Items listed in a dataset:
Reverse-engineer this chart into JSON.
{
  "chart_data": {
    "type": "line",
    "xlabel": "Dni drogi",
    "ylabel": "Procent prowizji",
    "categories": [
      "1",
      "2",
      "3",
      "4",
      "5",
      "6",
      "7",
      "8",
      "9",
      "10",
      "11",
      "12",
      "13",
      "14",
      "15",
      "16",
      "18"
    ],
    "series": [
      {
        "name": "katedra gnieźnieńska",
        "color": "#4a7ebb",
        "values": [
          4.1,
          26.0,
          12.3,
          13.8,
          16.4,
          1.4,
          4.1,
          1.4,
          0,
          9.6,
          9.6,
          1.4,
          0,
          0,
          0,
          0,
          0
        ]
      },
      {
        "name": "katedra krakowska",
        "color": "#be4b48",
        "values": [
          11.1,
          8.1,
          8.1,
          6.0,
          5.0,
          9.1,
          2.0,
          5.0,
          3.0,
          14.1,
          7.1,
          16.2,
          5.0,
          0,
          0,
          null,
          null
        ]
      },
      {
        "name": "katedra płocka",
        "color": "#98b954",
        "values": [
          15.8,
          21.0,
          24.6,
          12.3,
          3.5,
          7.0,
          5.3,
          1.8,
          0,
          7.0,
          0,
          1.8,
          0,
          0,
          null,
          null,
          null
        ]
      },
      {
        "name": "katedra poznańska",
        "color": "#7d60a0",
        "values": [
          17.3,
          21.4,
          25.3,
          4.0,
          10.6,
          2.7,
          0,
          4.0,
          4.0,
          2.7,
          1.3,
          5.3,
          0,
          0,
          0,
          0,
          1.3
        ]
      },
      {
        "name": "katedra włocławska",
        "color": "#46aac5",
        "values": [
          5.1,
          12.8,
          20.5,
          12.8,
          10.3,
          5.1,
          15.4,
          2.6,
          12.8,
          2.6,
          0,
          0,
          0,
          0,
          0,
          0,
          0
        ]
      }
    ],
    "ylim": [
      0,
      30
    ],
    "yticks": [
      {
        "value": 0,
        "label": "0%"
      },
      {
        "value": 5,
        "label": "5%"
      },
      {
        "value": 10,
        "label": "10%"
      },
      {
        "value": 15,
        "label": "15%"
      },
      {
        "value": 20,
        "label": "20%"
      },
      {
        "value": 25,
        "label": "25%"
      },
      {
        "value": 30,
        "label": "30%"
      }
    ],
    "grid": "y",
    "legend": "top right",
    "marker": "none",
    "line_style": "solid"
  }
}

> _BRIEF_
Write out every record, exactly as written.

> _REPLY TO THE EXERCISE_
Reverse-engineer this chart into JSON.
{
  "chart_data": {
    "type": "line",
    "xlabel": "Dni drogi",
    "ylabel": "Procent prowizji",
    "categories": [
      "1",
      "2",
      "3",
      "4",
      "5",
      "6",
      "7",
      "8",
      "9",
      "10",
      "11",
      "12",
      "13",
      "14",
      "15",
      "16",
      "18"
    ],
    "series": [
      {
        "name": "katedra gnieźnieńska",
        "color": "#4a7ebb",
        "values": [
          4.1,
          26.0,
          12.3,
          13.8,
          16.4,
          1.4,
          4.1,
          1.4,
          0,
          9.6,
          9.6,
          1.4,
          0,
          0,
          0,
          0,
          0
        ]
      },
      {
        "name": "katedra krakowska",
        "color": "#be4b48",
        "values": [
          11.1,
          8.1,
          8.1,
          6.0,
          5.0,
          9.1,
          2.0,
          5.0,
          3.0,
          14.1,
          7.1,
          16.2,
          5.0,
          0,
          0,
          null,
          null
        ]
      },
      {
        "name": "katedra płocka",
        "color": "#98b954",
        "values": [
          15.8,
          21.0,
          24.6,
          12.3,
          3.5,
          7.0,
          5.3,
          1.8,
          0,
          7.0,
          0,
          1.8,
          0,
          0,
          null,
          null,
          null
        ]
      },
      {
        "name": "katedra poznańska",
        "color": "#7d60a0",
        "values": [
          17.3,
          21.4,
          25.3,
          4.0,
          10.6,
          2.7,
          0,
          4.0,
          4.0,
          2.7,
          1.3,
          5.3,
          0,
          0,
          0,
          0,
          1.3
        ]
      },
      {
        "name": "katedra włocławska",
        "color": "#46aac5",
        "values": [
          5.1,
          12.8,
          20.5,
          12.8,
          10.3,
          5.1,
          15.4,
          2.6,
          12.8,
          2.6,
          0,
          0,
          0,
          0,
          0,
          0,
          0
        ]
      }
    ],
    "ylim": [
      0,
      30
    ],
    "yticks": [
      {
        "value": 0,
        "label": "0%"
      },
      {
        "value": 5,
        "label": "5%"
      },
      {
        "value": 10,
        "label": "10%"
      },
      {
        "value": 15,
        "label": "15%"
      },
      {
        "value": 20,
        "label": "20%"
      },
      {
        "value": 25,
        "label": "25%"
      },
      {
        "value": 30,
        "label": "30%"
      }
    ],
    "grid": "y",
    "legend": "top right",
    "marker": "none",
    "line_style": "solid"
  }
}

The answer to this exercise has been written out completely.